#### THE TASK
Copy every line of the listing exactly.

[START]

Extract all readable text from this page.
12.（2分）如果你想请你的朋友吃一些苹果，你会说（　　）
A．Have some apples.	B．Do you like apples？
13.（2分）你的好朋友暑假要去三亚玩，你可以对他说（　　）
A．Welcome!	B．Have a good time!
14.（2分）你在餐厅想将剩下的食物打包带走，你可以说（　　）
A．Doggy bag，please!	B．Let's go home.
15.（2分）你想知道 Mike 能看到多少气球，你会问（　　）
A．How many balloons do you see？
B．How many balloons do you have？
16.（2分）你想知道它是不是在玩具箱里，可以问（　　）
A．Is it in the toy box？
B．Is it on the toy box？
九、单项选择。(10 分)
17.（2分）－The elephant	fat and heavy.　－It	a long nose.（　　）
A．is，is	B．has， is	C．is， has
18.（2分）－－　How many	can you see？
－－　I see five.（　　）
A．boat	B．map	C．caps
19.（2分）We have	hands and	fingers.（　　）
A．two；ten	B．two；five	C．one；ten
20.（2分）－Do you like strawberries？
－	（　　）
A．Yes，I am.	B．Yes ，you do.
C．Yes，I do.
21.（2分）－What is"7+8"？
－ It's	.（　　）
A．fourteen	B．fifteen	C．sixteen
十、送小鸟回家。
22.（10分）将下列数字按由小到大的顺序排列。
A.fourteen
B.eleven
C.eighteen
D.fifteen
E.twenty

[END]

#### RESPONSE
Extract all readable text from this page.
12.（2分）如果你想请你的朋友吃一些苹果，你会说（　　）
A．Have some apples.	B．Do you like apples？
13.（2分）你的好朋友暑假要去三亚玩，你可以对他说（　　）
A．Welcome!	B．Have a good time!
14.（2分）你在餐厅想将剩下的食物打包带走，你可以说（　　）
A．Doggy bag，please!	B．Let's go home.
15.（2分）你想知道 Mike 能看到多少气球，你会问（　　）
A．How many balloons do you see？
B．How many balloons do you have？
16.（2分）你想知道它是不是在玩具箱里，可以问（　　）
A．Is it in the toy box？
B．Is it on the toy box？
九、单项选择。(10 分)
17.（2分）－The elephant	fat and heavy.　－It	a long nose.（　　）
A．is，is	B．has， is	C．is， has
18.（2分）－－　How many	can you see？
－－　I see five.（　　）
A．boat	B．map	C．caps
19.（2分）We have	hands and	fingers.（　　）
A．two；ten	B．two；five	C．one；ten
20.（2分）－Do you like strawberries？
－	（　　）
A．Yes，I am.	B．Yes ，you do.
C．Yes，I do.
21.（2分）－What is"7+8"？
－ It's	.（　　）
A．fourteen	B．fifteen	C．sixteen
十、送小鸟回家。
22.（10分）将下列数字按由小到大的顺序排列。
A.fourteen
B.eleven
C.eighteen
D.fifteen
E.twenty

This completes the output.